| Twoje zadanie |
Odpowiedz na pytania na podstawie wątku o kartach dźwiękowych pod Linuksem:
1. Jakiego programu n0rbi666 używa do SB Live?
2. Który program rwie dźwięk, gdy włączone jest XMMS?
3. W jakim pliku według n0rbi666 trzeba zapisać ustawienia potrzebne do uruchomienia dmix?

| Fragment dokumentu |
====================

Jeśli masz soundstorma i sb live, to (przynajmniej na linuksie) sb live to dużo lepszy wybór, bo drivery alsy obsługują dla tej karty hardware mixing (co umożliwia odtwarzanie naraz wielu źródeł dzwięku bez potrzeby konfigurowania czegokolwiek i zbędnego zużycia procesora).

----------

## n0rbi666

Hmmm

skoro to jest lepszy wybor, to moze kiedys przesiade sie na SB Live  :Smile:  tylko teraz i tak czesto korzystam z windowsa, a tu lepsze sterowniki (pod wzgledem obslugi przez gry) ma Soundstorm (do SB Live uzywam KX project, co wogole nie wspiera EAX ani nic takiego  :Smile:  )

no ale najwazniejsze, ze na razie dziala, chociaz jak XMMS jest wlaczone to Xine rwie dzwiek, ale za to Mplayer smiga  :Smile: 

----------

## Zwierzak

Bo we wszystkich programach musisz ustawić pobsłgue sterowników alsy, ja jak uzywam bmp i mplayera wszystko mam dobrze, moge sobie nawet bez problemu uruchomic kaffeine (xine dla kde)

----------

## n0rbi666

Ehh no oczywiscie ze w Xine odpalilem obsluge alsy  :Wink:  i przeciez gralo, tylko zcinalo  :Wink: 

hmm i zobacze co to to kaffeine  :Wink: 

a i tak na razie sie bawie we flagi, a temat ten uwazam za zamkniety na razie, jak ktorys mod zobaczy to zamknac prosze, a jak cos to napisze zeby otworzyc kiedys ;]

----------

## Criss-PL

Moze troszke nie czaje ale gdzie mam stworzyc/zapisac plik ktory potrzebny jest do odpalenia dmix?

Był bym wdziecznya za odp.

----------

## n0rbi666

~/.asoundrc -> czyli wyladuje to w katalogu roota  :Wink: 

a ja mam takie glupie pytanie : gdzie sa trzymane globalne ustawienia alsy i dmixa ? tzn alsa to /etc/modules.d/alsa , a dmix ? bo robie w katalogu roota, ale jak odpalam gentoo (alsa sie wlacza), ale dzwiek idzie na sb live ( a w ustawieniach asoundrc mam ze ma isc na Soundstorma), musze dopiero jako root zastopowac alse i odpalic, i jest wtedy spoko ....

====================

| Dane |

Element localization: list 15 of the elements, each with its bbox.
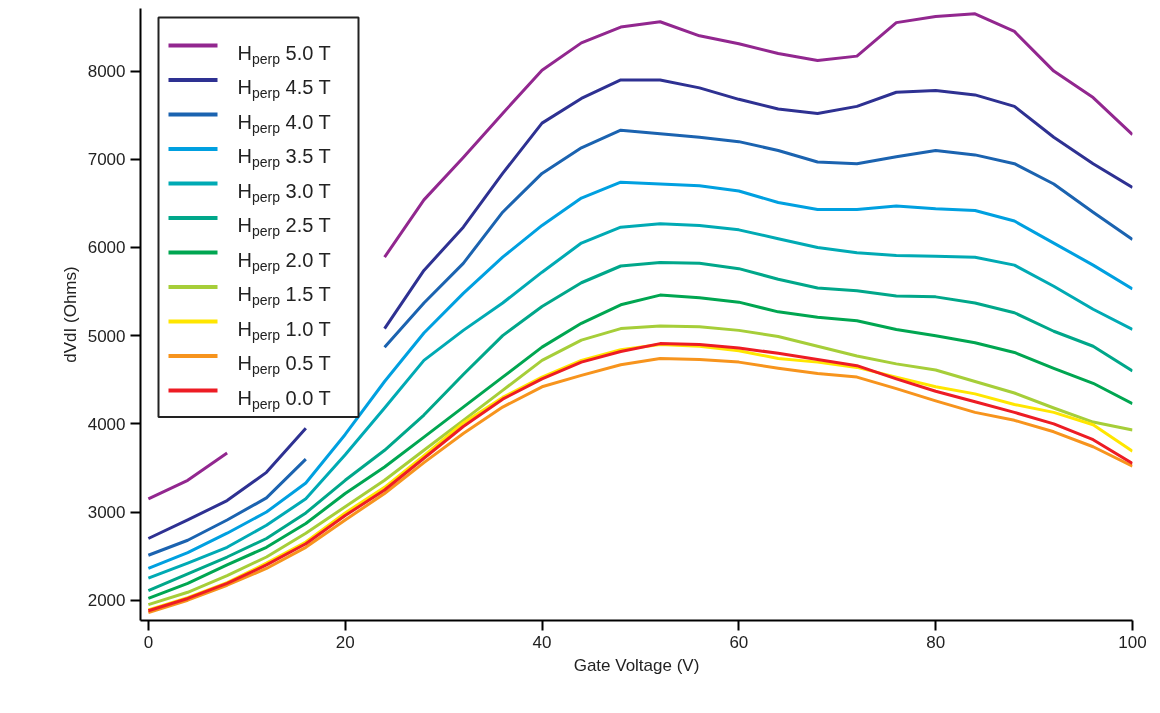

====================

| Odpowiedź do zadania |
1. Do SB Live n0rbi666 używa KX project.
2. Dźwięk rwie Xine.
3. Ustawienia trzeba zapisać w pliku ~/.asoundrc.